Given request: Count every line that has the word "comune" in it; give no more than the number.
# # # # #
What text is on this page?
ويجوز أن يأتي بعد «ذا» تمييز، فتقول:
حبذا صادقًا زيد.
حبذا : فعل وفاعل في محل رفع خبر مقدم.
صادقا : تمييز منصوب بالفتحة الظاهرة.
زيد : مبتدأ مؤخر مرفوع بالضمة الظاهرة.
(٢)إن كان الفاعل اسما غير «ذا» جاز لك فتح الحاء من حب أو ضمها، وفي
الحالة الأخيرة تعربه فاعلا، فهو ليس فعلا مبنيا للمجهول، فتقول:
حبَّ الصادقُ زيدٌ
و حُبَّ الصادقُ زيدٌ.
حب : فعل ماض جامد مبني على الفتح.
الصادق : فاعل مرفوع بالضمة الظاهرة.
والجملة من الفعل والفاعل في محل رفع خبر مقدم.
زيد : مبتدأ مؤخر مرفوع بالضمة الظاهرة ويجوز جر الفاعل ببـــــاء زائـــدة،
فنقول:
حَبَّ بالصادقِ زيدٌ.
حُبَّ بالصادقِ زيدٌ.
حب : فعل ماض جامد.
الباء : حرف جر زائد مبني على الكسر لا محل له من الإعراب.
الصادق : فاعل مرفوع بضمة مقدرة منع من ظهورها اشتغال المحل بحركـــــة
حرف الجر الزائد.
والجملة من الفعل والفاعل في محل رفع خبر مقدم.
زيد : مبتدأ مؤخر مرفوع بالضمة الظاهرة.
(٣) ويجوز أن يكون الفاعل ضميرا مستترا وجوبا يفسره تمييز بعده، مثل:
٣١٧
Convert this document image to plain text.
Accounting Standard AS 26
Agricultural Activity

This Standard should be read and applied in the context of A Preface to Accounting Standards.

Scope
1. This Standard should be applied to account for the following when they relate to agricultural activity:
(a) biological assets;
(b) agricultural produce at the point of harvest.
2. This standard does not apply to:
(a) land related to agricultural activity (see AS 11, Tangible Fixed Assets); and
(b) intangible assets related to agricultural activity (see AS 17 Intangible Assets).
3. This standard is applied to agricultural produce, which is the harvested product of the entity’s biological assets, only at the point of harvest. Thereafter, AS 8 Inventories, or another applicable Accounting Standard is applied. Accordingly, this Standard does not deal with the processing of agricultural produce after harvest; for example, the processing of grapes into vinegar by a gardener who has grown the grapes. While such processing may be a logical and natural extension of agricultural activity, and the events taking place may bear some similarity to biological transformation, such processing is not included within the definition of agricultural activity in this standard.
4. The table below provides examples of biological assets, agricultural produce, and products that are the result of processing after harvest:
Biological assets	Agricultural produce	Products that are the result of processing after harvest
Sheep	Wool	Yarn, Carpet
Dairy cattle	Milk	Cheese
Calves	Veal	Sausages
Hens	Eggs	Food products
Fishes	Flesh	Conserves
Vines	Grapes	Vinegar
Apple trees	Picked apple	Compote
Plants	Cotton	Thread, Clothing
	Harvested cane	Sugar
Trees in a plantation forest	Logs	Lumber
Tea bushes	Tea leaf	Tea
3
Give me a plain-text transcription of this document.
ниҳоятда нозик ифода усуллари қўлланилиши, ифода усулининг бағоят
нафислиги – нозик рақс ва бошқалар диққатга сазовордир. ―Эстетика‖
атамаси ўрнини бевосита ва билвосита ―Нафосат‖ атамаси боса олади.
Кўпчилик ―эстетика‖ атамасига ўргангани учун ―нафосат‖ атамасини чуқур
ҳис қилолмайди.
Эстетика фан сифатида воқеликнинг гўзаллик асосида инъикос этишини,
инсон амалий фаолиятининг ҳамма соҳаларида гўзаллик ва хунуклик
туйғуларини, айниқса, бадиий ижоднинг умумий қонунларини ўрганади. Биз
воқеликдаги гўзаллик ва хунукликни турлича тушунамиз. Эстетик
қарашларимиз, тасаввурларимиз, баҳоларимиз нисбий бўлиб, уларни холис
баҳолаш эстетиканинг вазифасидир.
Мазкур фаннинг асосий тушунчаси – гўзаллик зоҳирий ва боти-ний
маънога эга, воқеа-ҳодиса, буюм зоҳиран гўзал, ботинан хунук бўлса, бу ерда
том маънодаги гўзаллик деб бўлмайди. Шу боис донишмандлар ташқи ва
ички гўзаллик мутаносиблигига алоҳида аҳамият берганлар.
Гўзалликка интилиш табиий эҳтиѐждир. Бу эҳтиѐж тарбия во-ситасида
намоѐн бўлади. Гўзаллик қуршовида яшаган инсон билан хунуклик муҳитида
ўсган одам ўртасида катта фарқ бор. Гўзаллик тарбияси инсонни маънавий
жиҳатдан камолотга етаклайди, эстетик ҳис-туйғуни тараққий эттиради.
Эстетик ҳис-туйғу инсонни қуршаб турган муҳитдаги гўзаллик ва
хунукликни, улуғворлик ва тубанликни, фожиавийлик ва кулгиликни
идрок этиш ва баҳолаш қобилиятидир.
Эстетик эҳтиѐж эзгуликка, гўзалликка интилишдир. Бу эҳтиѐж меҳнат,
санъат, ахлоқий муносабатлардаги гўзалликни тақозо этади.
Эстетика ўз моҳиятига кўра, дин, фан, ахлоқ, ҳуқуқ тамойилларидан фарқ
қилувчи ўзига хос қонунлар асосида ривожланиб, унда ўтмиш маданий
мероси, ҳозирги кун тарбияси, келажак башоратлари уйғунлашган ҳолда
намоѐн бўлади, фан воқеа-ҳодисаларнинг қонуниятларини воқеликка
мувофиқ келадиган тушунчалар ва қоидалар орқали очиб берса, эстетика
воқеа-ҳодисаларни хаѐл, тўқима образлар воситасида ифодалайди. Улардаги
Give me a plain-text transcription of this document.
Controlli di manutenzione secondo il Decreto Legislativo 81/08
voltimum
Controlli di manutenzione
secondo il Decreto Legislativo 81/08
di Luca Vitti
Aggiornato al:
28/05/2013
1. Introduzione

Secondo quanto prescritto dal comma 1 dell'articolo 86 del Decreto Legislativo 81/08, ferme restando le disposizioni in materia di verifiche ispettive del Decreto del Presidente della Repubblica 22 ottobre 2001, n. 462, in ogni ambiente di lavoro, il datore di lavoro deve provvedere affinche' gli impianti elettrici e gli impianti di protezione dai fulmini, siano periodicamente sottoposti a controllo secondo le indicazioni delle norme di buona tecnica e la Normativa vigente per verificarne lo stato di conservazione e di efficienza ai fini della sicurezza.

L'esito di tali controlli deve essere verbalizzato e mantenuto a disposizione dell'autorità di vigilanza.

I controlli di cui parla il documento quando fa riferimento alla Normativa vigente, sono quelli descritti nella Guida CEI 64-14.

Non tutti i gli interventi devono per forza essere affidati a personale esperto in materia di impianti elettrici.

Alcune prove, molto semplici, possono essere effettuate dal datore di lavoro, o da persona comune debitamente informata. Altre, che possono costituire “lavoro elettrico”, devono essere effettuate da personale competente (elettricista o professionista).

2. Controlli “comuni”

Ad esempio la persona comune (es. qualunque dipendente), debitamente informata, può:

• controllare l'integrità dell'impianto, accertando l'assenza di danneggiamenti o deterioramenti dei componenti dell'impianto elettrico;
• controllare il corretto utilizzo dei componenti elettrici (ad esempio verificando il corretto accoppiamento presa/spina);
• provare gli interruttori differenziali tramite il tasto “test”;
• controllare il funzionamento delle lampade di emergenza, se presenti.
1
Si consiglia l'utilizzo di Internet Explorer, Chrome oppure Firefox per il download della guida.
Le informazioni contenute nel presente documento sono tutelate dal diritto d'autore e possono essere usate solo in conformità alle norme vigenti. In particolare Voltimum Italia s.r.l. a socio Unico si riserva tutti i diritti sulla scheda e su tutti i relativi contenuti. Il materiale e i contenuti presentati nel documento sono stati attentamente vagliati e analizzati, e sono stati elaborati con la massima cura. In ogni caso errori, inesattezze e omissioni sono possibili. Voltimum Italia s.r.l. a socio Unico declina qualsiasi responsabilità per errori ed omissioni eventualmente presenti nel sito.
# # # # #
Output for this task: 2